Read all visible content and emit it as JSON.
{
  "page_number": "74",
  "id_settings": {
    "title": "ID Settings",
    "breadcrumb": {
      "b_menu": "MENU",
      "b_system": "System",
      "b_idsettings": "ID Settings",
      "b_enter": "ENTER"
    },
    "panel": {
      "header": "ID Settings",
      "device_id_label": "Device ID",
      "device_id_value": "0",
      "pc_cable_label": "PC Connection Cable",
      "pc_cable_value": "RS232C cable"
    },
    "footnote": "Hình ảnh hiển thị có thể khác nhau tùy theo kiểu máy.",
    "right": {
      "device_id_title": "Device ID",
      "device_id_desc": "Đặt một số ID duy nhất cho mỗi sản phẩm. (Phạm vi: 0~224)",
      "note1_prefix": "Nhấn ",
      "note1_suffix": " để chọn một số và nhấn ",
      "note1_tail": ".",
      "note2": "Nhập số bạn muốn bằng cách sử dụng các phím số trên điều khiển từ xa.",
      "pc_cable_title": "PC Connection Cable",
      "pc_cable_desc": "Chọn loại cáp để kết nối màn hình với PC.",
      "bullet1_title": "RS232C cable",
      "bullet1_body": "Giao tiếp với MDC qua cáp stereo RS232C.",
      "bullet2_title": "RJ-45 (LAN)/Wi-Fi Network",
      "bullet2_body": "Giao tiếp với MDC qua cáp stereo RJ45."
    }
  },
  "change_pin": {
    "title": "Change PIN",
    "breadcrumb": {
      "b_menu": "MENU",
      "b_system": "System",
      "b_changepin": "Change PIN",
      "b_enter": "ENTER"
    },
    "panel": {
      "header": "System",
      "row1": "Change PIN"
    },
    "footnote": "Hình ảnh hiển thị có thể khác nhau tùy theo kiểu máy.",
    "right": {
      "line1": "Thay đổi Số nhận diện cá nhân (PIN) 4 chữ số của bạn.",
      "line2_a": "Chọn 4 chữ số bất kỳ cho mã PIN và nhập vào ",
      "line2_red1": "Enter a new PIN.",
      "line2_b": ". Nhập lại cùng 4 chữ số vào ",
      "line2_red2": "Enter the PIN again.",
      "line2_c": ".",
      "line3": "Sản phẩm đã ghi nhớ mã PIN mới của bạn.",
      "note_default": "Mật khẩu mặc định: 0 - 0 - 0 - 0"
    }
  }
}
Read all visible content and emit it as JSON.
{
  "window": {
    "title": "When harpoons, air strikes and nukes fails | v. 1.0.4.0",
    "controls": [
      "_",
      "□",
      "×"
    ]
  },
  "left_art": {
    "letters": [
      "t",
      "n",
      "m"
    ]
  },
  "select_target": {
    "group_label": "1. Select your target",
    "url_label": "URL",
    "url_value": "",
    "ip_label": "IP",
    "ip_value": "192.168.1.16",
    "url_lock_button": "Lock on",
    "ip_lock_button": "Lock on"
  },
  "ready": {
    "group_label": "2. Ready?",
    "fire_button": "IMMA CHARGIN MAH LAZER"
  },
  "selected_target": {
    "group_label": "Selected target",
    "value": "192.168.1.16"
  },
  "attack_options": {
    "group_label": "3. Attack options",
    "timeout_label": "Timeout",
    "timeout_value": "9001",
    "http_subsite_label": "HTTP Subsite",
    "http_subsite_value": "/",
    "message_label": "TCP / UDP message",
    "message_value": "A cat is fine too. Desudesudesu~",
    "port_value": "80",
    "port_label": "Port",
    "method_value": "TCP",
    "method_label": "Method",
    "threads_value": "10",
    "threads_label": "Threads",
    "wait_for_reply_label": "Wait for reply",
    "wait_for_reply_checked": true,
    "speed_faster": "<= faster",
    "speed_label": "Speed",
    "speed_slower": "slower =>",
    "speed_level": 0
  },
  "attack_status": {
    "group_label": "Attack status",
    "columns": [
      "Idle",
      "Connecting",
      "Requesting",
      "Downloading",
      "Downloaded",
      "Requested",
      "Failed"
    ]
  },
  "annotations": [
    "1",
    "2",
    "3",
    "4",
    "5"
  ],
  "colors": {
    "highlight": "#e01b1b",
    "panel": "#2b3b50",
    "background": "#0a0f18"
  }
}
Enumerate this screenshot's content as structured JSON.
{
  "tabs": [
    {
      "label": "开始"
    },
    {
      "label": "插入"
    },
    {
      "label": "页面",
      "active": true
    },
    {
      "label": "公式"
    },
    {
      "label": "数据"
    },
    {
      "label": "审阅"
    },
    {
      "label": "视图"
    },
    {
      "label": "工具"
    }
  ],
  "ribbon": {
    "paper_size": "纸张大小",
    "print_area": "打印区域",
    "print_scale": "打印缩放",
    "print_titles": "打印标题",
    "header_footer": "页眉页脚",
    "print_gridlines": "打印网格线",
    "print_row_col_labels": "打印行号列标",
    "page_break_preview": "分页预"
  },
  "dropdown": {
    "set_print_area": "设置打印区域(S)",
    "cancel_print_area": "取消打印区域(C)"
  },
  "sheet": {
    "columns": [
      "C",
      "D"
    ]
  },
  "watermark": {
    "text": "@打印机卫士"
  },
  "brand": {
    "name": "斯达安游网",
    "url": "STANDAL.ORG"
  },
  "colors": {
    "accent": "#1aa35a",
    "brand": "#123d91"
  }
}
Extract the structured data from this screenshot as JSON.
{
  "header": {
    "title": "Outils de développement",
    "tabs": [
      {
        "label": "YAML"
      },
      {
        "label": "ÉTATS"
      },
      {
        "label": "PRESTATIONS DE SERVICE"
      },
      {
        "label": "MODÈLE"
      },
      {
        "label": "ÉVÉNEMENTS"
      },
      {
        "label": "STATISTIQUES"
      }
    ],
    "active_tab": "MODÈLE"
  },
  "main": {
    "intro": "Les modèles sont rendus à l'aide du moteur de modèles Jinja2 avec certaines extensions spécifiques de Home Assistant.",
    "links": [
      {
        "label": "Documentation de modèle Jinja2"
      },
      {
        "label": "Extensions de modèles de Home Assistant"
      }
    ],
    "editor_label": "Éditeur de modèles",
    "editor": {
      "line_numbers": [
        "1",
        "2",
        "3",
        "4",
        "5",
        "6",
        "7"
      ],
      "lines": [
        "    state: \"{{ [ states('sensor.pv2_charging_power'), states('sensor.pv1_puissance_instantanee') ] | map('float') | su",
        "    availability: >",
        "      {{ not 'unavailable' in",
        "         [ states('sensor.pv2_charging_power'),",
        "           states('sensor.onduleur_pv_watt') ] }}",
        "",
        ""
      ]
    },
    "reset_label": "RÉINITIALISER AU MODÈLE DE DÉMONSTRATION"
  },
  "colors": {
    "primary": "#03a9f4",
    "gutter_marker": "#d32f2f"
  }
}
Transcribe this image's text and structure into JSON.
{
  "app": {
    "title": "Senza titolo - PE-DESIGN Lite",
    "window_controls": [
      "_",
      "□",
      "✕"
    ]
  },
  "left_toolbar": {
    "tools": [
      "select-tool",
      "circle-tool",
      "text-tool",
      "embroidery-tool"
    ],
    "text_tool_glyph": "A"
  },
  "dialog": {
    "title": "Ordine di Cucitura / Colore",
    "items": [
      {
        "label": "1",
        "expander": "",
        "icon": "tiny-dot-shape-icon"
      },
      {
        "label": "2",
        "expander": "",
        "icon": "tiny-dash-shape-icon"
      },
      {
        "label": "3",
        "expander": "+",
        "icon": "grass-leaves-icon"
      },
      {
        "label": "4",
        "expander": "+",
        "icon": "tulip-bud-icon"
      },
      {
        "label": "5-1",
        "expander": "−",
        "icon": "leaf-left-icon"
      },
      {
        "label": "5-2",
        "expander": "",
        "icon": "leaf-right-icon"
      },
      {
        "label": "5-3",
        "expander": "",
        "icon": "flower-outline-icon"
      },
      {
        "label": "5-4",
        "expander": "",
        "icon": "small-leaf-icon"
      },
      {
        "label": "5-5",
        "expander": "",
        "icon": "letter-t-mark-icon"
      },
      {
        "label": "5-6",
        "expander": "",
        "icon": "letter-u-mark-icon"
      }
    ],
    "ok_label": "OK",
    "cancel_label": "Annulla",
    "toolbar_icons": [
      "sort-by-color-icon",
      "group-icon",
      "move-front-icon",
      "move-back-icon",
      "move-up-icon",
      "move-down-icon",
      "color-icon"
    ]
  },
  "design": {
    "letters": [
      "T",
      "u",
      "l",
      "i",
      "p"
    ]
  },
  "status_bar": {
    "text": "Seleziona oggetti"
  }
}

+ + + + + + +

__Problem to solve__. Exactly how many lines contain "phẩm"? State the number and nothing else.

__Full response__. 2